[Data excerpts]
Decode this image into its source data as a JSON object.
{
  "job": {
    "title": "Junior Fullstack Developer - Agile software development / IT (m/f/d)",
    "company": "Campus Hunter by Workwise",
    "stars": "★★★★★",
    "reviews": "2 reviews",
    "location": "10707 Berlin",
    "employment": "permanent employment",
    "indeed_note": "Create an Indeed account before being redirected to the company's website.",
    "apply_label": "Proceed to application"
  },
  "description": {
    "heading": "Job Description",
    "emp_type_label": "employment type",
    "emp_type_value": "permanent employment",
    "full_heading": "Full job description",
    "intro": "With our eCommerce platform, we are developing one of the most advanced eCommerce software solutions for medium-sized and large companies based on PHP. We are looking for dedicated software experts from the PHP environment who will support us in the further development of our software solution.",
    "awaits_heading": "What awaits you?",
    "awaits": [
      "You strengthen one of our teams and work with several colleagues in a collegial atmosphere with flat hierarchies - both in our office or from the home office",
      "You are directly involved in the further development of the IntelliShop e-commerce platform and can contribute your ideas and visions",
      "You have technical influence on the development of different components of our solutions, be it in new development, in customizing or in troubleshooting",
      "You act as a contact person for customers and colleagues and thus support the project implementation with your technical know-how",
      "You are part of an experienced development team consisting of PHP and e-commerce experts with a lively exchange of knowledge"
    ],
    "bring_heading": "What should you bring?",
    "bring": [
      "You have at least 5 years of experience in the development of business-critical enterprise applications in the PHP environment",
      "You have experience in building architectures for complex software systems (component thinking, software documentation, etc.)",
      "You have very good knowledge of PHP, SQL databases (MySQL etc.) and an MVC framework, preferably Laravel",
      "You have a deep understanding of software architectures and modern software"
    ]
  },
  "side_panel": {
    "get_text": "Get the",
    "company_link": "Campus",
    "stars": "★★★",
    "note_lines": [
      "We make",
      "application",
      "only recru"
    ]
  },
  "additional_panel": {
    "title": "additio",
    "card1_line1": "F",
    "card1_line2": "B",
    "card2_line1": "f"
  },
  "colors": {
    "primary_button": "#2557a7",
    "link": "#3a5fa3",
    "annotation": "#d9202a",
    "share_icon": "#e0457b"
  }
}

DESCRIPTION OF THE TASK
Each line above that includes "permanent" should be shown.

RESPONSE BELOW
    "employment": "permanent employment",
    "emp_type_value": "permanent employment",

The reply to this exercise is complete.